* BEGIN *

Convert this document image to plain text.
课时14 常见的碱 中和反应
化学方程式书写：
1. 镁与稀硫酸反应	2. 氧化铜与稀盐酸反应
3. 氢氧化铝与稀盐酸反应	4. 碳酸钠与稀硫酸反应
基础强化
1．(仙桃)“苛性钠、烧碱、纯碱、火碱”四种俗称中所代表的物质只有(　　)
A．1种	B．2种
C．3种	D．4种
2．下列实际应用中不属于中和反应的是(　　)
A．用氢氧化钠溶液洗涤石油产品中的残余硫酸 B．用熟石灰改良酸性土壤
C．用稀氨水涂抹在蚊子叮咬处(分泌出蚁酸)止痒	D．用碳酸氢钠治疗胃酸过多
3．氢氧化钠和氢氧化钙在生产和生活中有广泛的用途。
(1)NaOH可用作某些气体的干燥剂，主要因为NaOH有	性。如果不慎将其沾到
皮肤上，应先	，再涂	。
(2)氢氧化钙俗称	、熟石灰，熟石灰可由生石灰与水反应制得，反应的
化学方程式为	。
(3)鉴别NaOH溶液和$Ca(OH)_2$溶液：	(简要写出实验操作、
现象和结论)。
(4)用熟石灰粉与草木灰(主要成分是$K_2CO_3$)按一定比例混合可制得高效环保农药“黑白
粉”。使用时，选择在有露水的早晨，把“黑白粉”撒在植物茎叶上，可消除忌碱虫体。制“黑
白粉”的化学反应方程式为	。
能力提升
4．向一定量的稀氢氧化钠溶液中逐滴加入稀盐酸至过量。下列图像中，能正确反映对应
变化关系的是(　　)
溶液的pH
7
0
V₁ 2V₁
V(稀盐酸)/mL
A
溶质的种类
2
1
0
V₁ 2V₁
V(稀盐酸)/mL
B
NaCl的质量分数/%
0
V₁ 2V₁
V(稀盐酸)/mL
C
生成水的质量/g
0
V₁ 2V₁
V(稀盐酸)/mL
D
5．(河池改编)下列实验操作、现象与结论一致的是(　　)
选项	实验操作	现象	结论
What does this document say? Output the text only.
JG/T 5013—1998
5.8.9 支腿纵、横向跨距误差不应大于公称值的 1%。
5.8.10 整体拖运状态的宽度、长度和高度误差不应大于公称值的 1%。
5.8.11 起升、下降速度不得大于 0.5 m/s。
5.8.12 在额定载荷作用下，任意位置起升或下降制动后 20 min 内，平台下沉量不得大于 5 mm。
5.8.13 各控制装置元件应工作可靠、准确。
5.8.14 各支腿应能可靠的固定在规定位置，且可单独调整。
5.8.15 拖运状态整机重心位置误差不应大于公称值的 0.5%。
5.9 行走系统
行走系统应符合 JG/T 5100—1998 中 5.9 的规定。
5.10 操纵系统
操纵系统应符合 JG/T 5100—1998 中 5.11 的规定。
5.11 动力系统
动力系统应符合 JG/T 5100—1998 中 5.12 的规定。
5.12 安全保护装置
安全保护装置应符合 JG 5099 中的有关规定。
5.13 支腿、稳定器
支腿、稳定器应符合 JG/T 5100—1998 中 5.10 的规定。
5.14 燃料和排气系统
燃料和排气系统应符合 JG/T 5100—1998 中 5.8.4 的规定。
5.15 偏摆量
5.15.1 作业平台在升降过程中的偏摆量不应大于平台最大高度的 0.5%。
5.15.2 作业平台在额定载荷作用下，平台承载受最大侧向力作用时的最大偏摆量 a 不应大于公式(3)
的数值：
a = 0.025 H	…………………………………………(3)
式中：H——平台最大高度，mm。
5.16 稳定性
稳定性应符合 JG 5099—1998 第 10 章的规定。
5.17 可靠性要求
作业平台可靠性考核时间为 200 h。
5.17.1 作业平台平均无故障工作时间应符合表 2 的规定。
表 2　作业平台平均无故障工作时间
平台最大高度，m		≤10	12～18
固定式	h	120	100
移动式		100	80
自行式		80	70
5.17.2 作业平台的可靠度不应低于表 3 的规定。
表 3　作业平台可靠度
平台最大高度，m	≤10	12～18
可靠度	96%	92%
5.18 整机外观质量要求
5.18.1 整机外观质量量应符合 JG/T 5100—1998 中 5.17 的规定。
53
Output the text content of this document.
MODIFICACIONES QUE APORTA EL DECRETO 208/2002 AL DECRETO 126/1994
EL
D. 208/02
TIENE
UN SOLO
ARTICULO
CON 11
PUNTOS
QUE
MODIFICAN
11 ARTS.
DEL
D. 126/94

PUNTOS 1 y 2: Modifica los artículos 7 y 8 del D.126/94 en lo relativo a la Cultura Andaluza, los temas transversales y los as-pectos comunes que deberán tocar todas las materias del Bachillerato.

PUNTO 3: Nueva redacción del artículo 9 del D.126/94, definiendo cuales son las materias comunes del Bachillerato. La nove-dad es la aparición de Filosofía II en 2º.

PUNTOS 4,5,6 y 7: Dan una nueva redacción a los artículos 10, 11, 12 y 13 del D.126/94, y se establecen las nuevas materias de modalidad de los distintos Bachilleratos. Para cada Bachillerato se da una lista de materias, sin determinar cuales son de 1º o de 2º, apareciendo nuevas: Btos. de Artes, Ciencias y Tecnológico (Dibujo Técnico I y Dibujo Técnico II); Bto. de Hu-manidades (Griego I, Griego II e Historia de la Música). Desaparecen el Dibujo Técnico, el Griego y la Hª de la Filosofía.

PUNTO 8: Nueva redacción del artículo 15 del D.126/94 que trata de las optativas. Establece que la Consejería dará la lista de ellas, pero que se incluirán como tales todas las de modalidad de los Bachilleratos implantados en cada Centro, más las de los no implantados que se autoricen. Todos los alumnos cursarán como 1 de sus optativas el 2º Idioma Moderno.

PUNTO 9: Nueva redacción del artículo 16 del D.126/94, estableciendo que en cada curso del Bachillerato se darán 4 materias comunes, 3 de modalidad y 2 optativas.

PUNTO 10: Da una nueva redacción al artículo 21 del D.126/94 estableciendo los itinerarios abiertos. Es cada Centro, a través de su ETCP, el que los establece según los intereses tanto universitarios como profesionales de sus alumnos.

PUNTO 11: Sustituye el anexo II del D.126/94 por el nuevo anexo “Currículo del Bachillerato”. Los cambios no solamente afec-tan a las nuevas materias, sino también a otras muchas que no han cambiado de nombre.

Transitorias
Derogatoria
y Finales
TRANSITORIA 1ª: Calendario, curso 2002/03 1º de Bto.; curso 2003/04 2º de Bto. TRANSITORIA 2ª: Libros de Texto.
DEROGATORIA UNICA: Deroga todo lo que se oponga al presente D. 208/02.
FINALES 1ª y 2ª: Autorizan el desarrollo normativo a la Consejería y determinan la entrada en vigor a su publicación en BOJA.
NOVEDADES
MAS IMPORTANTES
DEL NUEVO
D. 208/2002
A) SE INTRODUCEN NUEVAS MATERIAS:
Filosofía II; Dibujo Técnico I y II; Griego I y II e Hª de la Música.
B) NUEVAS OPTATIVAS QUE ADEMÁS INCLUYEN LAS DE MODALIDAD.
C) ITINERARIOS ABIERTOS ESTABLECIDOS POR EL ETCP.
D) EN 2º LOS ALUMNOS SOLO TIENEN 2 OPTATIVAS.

* END *

◆ WHAT THIS TASK INVOLVES ◆
Could you reproduce every record above exactly as it appears?

◆ ANSWER FOR THIS EXERCISE ◆
Convert this document image to plain text.
课时14 常见的碱 中和反应
化学方程式书写：
1. 镁与稀硫酸反应	2. 氧化铜与稀盐酸反应
3. 氢氧化铝与稀盐酸反应	4. 碳酸钠与稀硫酸反应
基础强化
1．(仙桃)“苛性钠、烧碱、纯碱、火碱”四种俗称中所代表的物质只有(　　)
A．1种	B．2种
C．3种	D．4种
2．下列实际应用中不属于中和反应的是(　　)
A．用氢氧化钠溶液洗涤石油产品中的残余硫酸 B．用熟石灰改良酸性土壤
C．用稀氨水涂抹在蚊子叮咬处(分泌出蚁酸)止痒	D．用碳酸氢钠治疗胃酸过多
3．氢氧化钠和氢氧化钙在生产和生活中有广泛的用途。
(1)NaOH可用作某些气体的干燥剂，主要因为NaOH有	性。如果不慎将其沾到
皮肤上，应先	，再涂	。
(2)氢氧化钙俗称	、熟石灰，熟石灰可由生石灰与水反应制得，反应的
化学方程式为	。
(3)鉴别NaOH溶液和$Ca(OH)_2$溶液：	(简要写出实验操作、
现象和结论)。
(4)用熟石灰粉与草木灰(主要成分是$K_2CO_3$)按一定比例混合可制得高效环保农药“黑白
粉”。使用时，选择在有露水的早晨，把“黑白粉”撒在植物茎叶上，可消除忌碱虫体。制“黑
白粉”的化学反应方程式为	。
能力提升
4．向一定量的稀氢氧化钠溶液中逐滴加入稀盐酸至过量。下列图像中，能正确反映对应
变化关系的是(　　)
溶液的pH
7
0
V₁ 2V₁
V(稀盐酸)/mL
A
溶质的种类
2
1
0
V₁ 2V₁
V(稀盐酸)/mL
B
NaCl的质量分数/%
0
V₁ 2V₁
V(稀盐酸)/mL
C
生成水的质量/g
0
V₁ 2V₁
V(稀盐酸)/mL
D
5．(河池改编)下列实验操作、现象与结论一致的是(　　)
选项	实验操作	现象	结论
What does this document say? Output the text only.
JG/T 5013—1998
5.8.9 支腿纵、横向跨距误差不应大于公称值的 1%。
5.8.10 整体拖运状态的宽度、长度和高度误差不应大于公称值的 1%。
5.8.11 起升、下降速度不得大于 0.5 m/s。
5.8.12 在额定载荷作用下，任意位置起升或下降制动后 20 min 内，平台下沉量不得大于 5 mm。
5.8.13 各控制装置元件应工作可靠、准确。
5.8.14 各支腿应能可靠的固定在规定位置，且可单独调整。
5.8.15 拖运状态整机重心位置误差不应大于公称值的 0.5%。
5.9 行走系统
行走系统应符合 JG/T 5100—1998 中 5.9 的规定。
5.10 操纵系统
操纵系统应符合 JG/T 5100—1998 中 5.11 的规定。
5.11 动力系统
动力系统应符合 JG/T 5100—1998 中 5.12 的规定。
5.12 安全保护装置
安全保护装置应符合 JG 5099 中的有关规定。
5.13 支腿、稳定器
支腿、稳定器应符合 JG/T 5100—1998 中 5.10 的规定。
5.14 燃料和排气系统
燃料和排气系统应符合 JG/T 5100—1998 中 5.8.4 的规定。
5.15 偏摆量
5.15.1 作业平台在升降过程中的偏摆量不应大于平台最大高度的 0.5%。
5.15.2 作业平台在额定载荷作用下，平台承载受最大侧向力作用时的最大偏摆量 a 不应大于公式(3)
的数值：
a = 0.025 H	…………………………………………(3)
式中：H——平台最大高度，mm。
5.16 稳定性
稳定性应符合 JG 5099—1998 第 10 章的规定。
5.17 可靠性要求
作业平台可靠性考核时间为 200 h。
5.17.1 作业平台平均无故障工作时间应符合表 2 的规定。
表 2　作业平台平均无故障工作时间
平台最大高度，m		≤10	12～18
固定式	h	120	100
移动式		100	80
自行式		80	70
5.17.2 作业平台的可靠度不应低于表 3 的规定。
表 3　作业平台可靠度
平台最大高度，m	≤10	12～18
可靠度	96%	92%
5.18 整机外观质量要求
5.18.1 整机外观质量量应符合 JG/T 5100—1998 中 5.17 的规定。
53
Output the text content of this document.
MODIFICACIONES QUE APORTA EL DECRETO 208/2002 AL DECRETO 126/1994
EL
D. 208/02
TIENE
UN SOLO
ARTICULO
CON 11
PUNTOS
QUE
MODIFICAN
11 ARTS.
DEL
D. 126/94

PUNTOS 1 y 2: Modifica los artículos 7 y 8 del D.126/94 en lo relativo a la Cultura Andaluza, los temas transversales y los as-pectos comunes que deberán tocar todas las materias del Bachillerato.

PUNTO 3: Nueva redacción del artículo 9 del D.126/94, definiendo cuales son las materias comunes del Bachillerato. La nove-dad es la aparición de Filosofía II en 2º.

PUNTOS 4,5,6 y 7: Dan una nueva redacción a los artículos 10, 11, 12 y 13 del D.126/94, y se establecen las nuevas materias de modalidad de los distintos Bachilleratos. Para cada Bachillerato se da una lista de materias, sin determinar cuales son de 1º o de 2º, apareciendo nuevas: Btos. de Artes, Ciencias y Tecnológico (Dibujo Técnico I y Dibujo Técnico II); Bto. de Hu-manidades (Griego I, Griego II e Historia de la Música). Desaparecen el Dibujo Técnico, el Griego y la Hª de la Filosofía.

PUNTO 8: Nueva redacción del artículo 15 del D.126/94 que trata de las optativas. Establece que la Consejería dará la lista de ellas, pero que se incluirán como tales todas las de modalidad de los Bachilleratos implantados en cada Centro, más las de los no implantados que se autoricen. Todos los alumnos cursarán como 1 de sus optativas el 2º Idioma Moderno.

PUNTO 9: Nueva redacción del artículo 16 del D.126/94, estableciendo que en cada curso del Bachillerato se darán 4 materias comunes, 3 de modalidad y 2 optativas.

PUNTO 10: Da una nueva redacción al artículo 21 del D.126/94 estableciendo los itinerarios abiertos. Es cada Centro, a través de su ETCP, el que los establece según los intereses tanto universitarios como profesionales de sus alumnos.

PUNTO 11: Sustituye el anexo II del D.126/94 por el nuevo anexo “Currículo del Bachillerato”. Los cambios no solamente afec-tan a las nuevas materias, sino también a otras muchas que no han cambiado de nombre.

Transitorias
Derogatoria
y Finales
TRANSITORIA 1ª: Calendario, curso 2002/03 1º de Bto.; curso 2003/04 2º de Bto. TRANSITORIA 2ª: Libros de Texto.
DEROGATORIA UNICA: Deroga todo lo que se oponga al presente D. 208/02.
FINALES 1ª y 2ª: Autorizan el desarrollo normativo a la Consejería y determinan la entrada en vigor a su publicación en BOJA.
NOVEDADES
MAS IMPORTANTES
DEL NUEVO
D. 208/2002
A) SE INTRODUCEN NUEVAS MATERIAS:
Filosofía II; Dibujo Técnico I y II; Griego I y II e Hª de la Música.
B) NUEVAS OPTATIVAS QUE ADEMÁS INCLUYEN LAS DE MODALIDAD.
C) ITINERARIOS ABIERTOS ESTABLECIDOS POR EL ETCP.
D) EN 2º LOS ALUMNOS SOLO TIENEN 2 OPTATIVAS.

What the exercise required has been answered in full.